Given problem >> Examine the records and identify each line that includes the string "text". Copy those lines.

[Stored items]
◆ ◆ ◆ ◆ ◆
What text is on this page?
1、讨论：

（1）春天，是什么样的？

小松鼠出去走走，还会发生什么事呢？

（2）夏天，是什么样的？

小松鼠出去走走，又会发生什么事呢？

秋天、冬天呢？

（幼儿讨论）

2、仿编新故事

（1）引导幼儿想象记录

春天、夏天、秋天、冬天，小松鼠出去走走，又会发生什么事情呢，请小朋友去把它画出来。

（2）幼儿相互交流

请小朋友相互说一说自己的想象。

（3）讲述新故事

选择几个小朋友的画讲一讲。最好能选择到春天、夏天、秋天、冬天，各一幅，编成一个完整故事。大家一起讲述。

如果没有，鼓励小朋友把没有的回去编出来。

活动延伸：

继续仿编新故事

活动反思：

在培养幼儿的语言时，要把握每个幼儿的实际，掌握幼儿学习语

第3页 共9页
◆ ◆ ◆ ◆ ◆
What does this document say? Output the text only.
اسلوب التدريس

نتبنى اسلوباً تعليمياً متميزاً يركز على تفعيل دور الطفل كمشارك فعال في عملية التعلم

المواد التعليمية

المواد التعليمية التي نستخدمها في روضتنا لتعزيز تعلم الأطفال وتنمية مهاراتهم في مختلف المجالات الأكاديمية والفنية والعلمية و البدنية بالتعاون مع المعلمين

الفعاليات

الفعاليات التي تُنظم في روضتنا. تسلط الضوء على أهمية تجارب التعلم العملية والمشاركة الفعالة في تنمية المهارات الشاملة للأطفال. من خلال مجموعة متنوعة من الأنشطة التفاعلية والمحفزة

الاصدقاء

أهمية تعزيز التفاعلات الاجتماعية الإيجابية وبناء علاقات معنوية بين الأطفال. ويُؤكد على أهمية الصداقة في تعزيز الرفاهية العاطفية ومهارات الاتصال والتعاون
◆ ◆ ◆ ◆ ◆
Written response >>
What text is on this page?
What does this document say? Output the text only.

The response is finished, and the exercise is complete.